> _TASK DIRECTIONS_
Your task is to repeat the entries below exactly and to leave their images out.

> _TASK INPUTS_
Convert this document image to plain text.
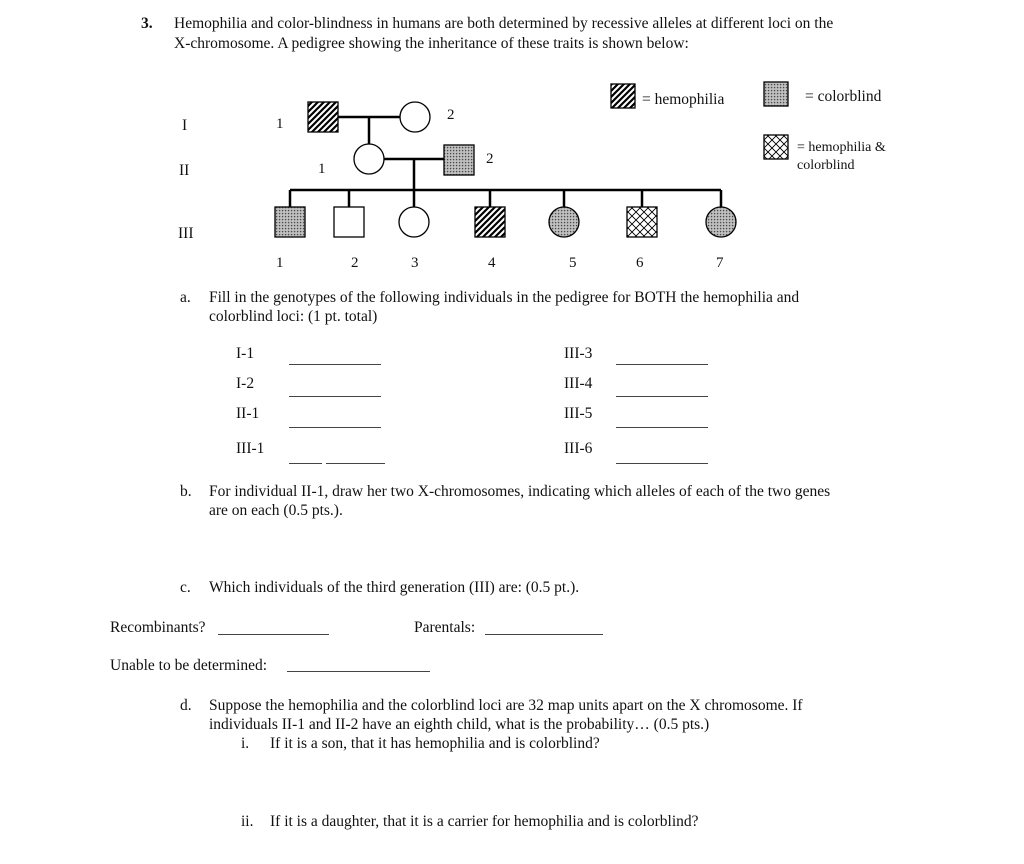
3. Hemophilia and color-blindness in humans are both determined by recessive alleles at different loci on the
X-chromosome. A pedigree showing the inheritance of these traits is shown below:
= hemophilia	= colorblind
= hemophilia &
colorblind
I
II
III
1
2
1
2
1	2	3	4	5	6	7
a. Fill in the genotypes of the following individuals in the pedigree for BOTH the hemophilia and
colorblind loci: (1 pt. total)
I-1
I-2
II-1
III-1
III-3
III-4
III-5
III-6
b. For individual II-1, draw her two X-chromosomes, indicating which alleles of each of the two genes
are on each (0.5 pts.).
c. Which individuals of the third generation (III) are: (0.5 pt.).
Recombinants?	Parentals:
Unable to be determined:
d. Suppose the hemophilia and the colorblind loci are 32 map units apart on the X chromosome. If
individuals II-1 and II-2 have an eighth child, what is the probability… (0.5 pts.)
i. If it is a son, that it has hemophilia and is colorblind?
ii. If it is a daughter, that it is a carrier for hemophilia and is colorblind?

> _TASK RESULT_
Convert this document image to plain text.
3. Hemophilia and color-blindness in humans are both determined by recessive alleles at different loci on the
X-chromosome. A pedigree showing the inheritance of these traits is shown below:
= hemophilia	= colorblind
= hemophilia &
colorblind
I
II
III
1
2
1
2
1	2	3	4	5	6	7
a. Fill in the genotypes of the following individuals in the pedigree for BOTH the hemophilia and
colorblind loci: (1 pt. total)
I-1
I-2
II-1
III-1
III-3
III-4
III-5
III-6
b. For individual II-1, draw her two X-chromosomes, indicating which alleles of each of the two genes
are on each (0.5 pts.).
c. Which individuals of the third generation (III) are: (0.5 pt.).
Recombinants?	Parentals:
Unable to be determined:
d. Suppose the hemophilia and the colorblind loci are 32 map units apart on the X chromosome. If
individuals II-1 and II-2 have an eighth child, what is the probability… (0.5 pts.)
i. If it is a son, that it has hemophilia and is colorblind?
ii. If it is a daughter, that it is a carrier for hemophilia and is colorblind?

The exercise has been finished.